--- Start ---

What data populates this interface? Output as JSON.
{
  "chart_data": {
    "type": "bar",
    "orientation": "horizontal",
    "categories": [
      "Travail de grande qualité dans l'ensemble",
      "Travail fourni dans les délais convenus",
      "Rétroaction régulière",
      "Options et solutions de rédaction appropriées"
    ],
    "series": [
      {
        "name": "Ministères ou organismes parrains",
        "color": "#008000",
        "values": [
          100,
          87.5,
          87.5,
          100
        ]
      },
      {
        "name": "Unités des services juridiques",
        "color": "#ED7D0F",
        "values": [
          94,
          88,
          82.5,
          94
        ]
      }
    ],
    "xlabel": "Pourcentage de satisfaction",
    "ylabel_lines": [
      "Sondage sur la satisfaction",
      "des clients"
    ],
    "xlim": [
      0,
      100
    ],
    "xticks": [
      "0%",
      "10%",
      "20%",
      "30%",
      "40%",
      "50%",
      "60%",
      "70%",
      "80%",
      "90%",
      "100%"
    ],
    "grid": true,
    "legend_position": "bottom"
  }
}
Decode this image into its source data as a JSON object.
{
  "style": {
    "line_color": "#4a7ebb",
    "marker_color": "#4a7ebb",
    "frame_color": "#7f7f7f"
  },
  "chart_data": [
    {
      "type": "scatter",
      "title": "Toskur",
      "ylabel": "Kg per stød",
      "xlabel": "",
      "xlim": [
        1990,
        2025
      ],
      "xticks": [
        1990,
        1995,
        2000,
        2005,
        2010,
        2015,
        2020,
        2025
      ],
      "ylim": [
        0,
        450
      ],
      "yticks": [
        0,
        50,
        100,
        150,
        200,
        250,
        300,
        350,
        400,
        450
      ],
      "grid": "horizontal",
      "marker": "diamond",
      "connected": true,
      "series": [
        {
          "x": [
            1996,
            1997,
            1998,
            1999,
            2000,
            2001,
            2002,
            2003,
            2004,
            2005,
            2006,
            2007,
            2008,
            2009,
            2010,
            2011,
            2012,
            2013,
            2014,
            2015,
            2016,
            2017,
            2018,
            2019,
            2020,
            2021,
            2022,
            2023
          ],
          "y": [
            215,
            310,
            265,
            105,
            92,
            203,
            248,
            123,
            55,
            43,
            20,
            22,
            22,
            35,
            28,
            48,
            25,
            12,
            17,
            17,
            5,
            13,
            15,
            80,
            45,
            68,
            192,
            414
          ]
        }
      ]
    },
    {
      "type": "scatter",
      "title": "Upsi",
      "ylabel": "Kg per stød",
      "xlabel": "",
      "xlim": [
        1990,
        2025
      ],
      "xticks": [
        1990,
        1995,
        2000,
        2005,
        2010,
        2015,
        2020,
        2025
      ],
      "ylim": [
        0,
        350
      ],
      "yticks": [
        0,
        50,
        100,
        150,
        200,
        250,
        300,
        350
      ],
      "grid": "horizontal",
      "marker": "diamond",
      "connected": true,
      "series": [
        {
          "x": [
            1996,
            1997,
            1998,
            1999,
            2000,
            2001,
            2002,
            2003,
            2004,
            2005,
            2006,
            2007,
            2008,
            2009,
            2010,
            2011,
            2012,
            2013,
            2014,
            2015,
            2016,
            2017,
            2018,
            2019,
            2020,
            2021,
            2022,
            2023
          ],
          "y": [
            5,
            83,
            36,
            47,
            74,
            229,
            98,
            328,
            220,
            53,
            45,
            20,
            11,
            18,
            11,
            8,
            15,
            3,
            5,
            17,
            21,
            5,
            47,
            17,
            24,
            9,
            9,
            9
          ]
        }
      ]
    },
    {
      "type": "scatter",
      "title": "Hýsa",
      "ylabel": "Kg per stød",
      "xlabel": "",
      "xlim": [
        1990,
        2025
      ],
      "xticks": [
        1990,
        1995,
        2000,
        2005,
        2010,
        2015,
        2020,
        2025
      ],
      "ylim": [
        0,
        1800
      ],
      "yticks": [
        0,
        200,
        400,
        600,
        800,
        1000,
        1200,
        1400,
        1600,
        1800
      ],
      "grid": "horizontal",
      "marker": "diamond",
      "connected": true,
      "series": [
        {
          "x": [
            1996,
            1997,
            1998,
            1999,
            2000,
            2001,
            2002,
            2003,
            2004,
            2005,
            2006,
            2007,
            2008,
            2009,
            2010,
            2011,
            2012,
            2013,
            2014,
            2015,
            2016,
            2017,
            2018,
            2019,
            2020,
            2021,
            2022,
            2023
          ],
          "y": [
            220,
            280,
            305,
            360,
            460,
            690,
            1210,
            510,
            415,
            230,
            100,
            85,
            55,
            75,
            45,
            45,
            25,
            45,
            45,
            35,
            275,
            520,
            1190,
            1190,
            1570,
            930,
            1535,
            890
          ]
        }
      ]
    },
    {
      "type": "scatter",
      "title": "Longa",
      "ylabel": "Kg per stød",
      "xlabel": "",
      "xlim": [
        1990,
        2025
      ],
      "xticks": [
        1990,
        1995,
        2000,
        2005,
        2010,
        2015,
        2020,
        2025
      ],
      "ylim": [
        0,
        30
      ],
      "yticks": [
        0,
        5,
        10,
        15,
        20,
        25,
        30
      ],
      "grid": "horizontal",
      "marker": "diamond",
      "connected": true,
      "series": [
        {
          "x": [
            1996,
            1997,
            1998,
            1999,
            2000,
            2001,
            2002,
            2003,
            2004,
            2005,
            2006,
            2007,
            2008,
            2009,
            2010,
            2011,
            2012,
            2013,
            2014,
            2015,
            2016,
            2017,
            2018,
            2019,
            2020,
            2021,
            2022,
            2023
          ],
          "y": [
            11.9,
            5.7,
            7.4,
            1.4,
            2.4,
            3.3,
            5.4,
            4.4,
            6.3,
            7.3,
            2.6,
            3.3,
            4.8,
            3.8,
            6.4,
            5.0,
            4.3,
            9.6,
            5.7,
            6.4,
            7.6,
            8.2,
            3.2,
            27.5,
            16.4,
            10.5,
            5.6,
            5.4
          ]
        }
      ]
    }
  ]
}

--- End ---

> REQUIREMENT
List every line from the entries above in which "Travail" appears.

> FINAL RESULT
      "Travail de grande qualité dans l'ensemble",
      "Travail fourni dans les délais convenus",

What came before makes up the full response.